Below is some material; transcribe all of it exactly.

[Excerpt from a dataset]
____

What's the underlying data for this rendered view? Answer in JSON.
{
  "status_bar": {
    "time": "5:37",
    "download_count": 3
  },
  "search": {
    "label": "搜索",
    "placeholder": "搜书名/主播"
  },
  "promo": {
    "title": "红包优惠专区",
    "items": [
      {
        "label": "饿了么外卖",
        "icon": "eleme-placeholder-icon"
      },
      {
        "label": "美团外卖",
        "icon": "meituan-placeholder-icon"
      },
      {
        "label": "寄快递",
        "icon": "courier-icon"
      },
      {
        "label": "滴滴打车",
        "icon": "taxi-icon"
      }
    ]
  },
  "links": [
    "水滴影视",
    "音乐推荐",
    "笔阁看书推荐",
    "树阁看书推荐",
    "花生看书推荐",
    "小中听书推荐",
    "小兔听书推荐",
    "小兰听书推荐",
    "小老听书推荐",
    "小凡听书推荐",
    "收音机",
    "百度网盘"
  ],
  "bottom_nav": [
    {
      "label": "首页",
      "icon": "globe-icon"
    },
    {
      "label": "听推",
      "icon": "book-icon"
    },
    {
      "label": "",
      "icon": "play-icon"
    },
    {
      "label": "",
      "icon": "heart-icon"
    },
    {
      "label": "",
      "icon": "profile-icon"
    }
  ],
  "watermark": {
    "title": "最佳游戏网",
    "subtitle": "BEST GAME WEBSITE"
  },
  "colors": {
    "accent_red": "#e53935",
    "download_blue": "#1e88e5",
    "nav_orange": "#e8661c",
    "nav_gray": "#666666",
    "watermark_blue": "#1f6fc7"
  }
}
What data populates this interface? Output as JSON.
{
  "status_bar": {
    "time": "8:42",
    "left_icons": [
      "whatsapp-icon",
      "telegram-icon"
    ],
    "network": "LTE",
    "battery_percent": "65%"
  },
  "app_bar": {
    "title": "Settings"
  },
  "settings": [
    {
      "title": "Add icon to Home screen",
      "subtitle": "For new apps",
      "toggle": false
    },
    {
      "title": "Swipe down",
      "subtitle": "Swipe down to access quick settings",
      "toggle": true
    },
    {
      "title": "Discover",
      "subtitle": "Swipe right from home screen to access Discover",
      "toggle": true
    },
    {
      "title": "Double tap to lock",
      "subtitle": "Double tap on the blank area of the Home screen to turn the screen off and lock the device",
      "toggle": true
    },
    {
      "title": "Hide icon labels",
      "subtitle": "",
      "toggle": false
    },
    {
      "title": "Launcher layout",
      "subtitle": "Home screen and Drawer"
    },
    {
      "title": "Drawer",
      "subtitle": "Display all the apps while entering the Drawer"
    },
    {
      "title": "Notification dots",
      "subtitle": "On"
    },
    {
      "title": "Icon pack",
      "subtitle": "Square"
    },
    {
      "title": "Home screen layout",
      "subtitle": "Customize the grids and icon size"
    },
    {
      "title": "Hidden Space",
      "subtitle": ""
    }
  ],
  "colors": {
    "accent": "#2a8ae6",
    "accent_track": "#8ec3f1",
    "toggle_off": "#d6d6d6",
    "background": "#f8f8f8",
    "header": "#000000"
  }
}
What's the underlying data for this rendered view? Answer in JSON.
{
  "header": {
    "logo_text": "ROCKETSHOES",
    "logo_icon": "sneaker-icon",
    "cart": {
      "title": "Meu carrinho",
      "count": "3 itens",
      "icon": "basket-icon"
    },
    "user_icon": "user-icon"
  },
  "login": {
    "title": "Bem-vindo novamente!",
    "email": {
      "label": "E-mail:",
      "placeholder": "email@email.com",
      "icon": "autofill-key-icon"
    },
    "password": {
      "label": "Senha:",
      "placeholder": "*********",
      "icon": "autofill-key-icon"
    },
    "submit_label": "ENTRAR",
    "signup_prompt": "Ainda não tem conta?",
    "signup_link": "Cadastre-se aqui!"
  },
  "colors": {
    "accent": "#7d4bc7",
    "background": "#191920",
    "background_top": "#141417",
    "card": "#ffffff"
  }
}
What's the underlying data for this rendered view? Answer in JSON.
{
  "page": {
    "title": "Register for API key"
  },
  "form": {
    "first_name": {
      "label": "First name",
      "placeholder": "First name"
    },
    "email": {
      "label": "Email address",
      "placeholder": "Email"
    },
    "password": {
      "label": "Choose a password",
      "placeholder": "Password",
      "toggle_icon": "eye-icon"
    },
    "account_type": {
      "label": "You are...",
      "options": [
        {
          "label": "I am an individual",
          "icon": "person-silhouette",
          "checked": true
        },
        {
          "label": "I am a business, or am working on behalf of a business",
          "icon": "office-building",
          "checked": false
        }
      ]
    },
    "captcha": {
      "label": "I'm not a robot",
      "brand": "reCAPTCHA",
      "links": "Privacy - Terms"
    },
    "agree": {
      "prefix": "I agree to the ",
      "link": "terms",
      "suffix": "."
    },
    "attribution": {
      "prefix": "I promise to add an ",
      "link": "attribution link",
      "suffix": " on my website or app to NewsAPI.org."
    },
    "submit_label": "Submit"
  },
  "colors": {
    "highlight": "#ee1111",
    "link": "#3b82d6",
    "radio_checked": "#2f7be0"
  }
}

____

# Response below
What's the underlying data for this rendered view? Answer in JSON.
{
  "status_bar": {
    "time": "5:37",
    "download_count": 3
  },
  "search": {
    "label": "搜索",
    "placeholder": "搜书名/主播"
  },
  "promo": {
    "title": "红包优惠专区",
    "items": [
      {
        "label": "饿了么外卖",
        "icon": "eleme-placeholder-icon"
      },
      {
        "label": "美团外卖",
        "icon": "meituan-placeholder-icon"
      },
      {
        "label": "寄快递",
        "icon": "courier-icon"
      },
      {
        "label": "滴滴打车",
        "icon": "taxi-icon"
      }
    ]
  },
  "links": [
    "水滴影视",
    "音乐推荐",
    "笔阁看书推荐",
    "树阁看书推荐",
    "花生看书推荐",
    "小中听书推荐",
    "小兔听书推荐",
    "小兰听书推荐",
    "小老听书推荐",
    "小凡听书推荐",
    "收音机",
    "百度网盘"
  ],
  "bottom_nav": [
    {
      "label": "首页",
      "icon": "globe-icon"
    },
    {
      "label": "听推",
      "icon": "book-icon"
    },
    {
      "label": "",
      "icon": "play-icon"
    },
    {
      "label": "",
      "icon": "heart-icon"
    },
    {
      "label": "",
      "icon": "profile-icon"
    }
  ],
  "watermark": {
    "title": "最佳游戏网",
    "subtitle": "BEST GAME WEBSITE"
  },
  "colors": {
    "accent_red": "#e53935",
    "download_blue": "#1e88e5",
    "nav_orange": "#e8661c",
    "nav_gray": "#666666",
    "watermark_blue": "#1f6fc7"
  }
}
What data populates this interface? Output as JSON.
{
  "status_bar": {
    "time": "8:42",
    "left_icons": [
      "whatsapp-icon",
      "telegram-icon"
    ],
    "network": "LTE",
    "battery_percent": "65%"
  },
  "app_bar": {
    "title": "Settings"
  },
  "settings": [
    {
      "title": "Add icon to Home screen",
      "subtitle": "For new apps",
      "toggle": false
    },
    {
      "title": "Swipe down",
      "subtitle": "Swipe down to access quick settings",
      "toggle": true
    },
    {
      "title": "Discover",
      "subtitle": "Swipe right from home screen to access Discover",
      "toggle": true
    },
    {
      "title": "Double tap to lock",
      "subtitle": "Double tap on the blank area of the Home screen to turn the screen off and lock the device",
      "toggle": true
    },
    {
      "title": "Hide icon labels",
      "subtitle": "",
      "toggle": false
    },
    {
      "title": "Launcher layout",
      "subtitle": "Home screen and Drawer"
    },
    {
      "title": "Drawer",
      "subtitle": "Display all the apps while entering the Drawer"
    },
    {
      "title": "Notification dots",
      "subtitle": "On"
    },
    {
      "title": "Icon pack",
      "subtitle": "Square"
    },
    {
      "title": "Home screen layout",
      "subtitle": "Customize the grids and icon size"
    },
    {
      "title": "Hidden Space",
      "subtitle": ""
    }
  ],
  "colors": {
    "accent": "#2a8ae6",
    "accent_track": "#8ec3f1",
    "toggle_off": "#d6d6d6",
    "background": "#f8f8f8",
    "header": "#000000"
  }
}
What's the underlying data for this rendered view? Answer in JSON.
{
  "header": {
    "logo_text": "ROCKETSHOES",
    "logo_icon": "sneaker-icon",
    "cart": {
      "title": "Meu carrinho",
      "count": "3 itens",
      "icon": "basket-icon"
    },
    "user_icon": "user-icon"
  },
  "login": {
    "title": "Bem-vindo novamente!",
    "email": {
      "label": "E-mail:",
      "placeholder": "email@email.com",
      "icon": "autofill-key-icon"
    },
    "password": {
      "label": "Senha:",
      "placeholder": "*********",
      "icon": "autofill-key-icon"
    },
    "submit_label": "ENTRAR",
    "signup_prompt": "Ainda não tem conta?",
    "signup_link": "Cadastre-se aqui!"
  },
  "colors": {
    "accent": "#7d4bc7",
    "background": "#191920",
    "background_top": "#141417",
    "card": "#ffffff"
  }
}
What's the underlying data for this rendered view? Answer in JSON.
{
  "page": {
    "title": "Register for API key"
  },
  "form": {
    "first_name": {
      "label": "First name",
      "placeholder": "First name"
    },
    "email": {
      "label": "Email address",
      "placeholder": "Email"
    },
    "password": {
      "label": "Choose a password",
      "placeholder": "Password",
      "toggle_icon": "eye-icon"
    },
    "account_type": {
      "label": "You are...",
      "options": [
        {
          "label": "I am an individual",
          "icon": "person-silhouette",
          "checked": true
        },
        {
          "label": "I am a business, or am working on behalf of a business",
          "icon": "office-building",
          "checked": false
        }
      ]
    },
    "captcha": {
      "label": "I'm not a robot",
      "brand": "reCAPTCHA",
      "links": "Privacy - Terms"
    },
    "agree": {
      "prefix": "I agree to the ",
      "link": "terms",
      "suffix": "."
    },
    "attribution": {
      "prefix": "I promise to add an ",
      "link": "attribution link",
      "suffix": " on my website or app to NewsAPI.org."
    },
    "submit_label": "Submit"
  },
  "colors": {
    "highlight": "#ee1111",
    "link": "#3b82d6",
    "radio_checked": "#2f7be0"
  }
}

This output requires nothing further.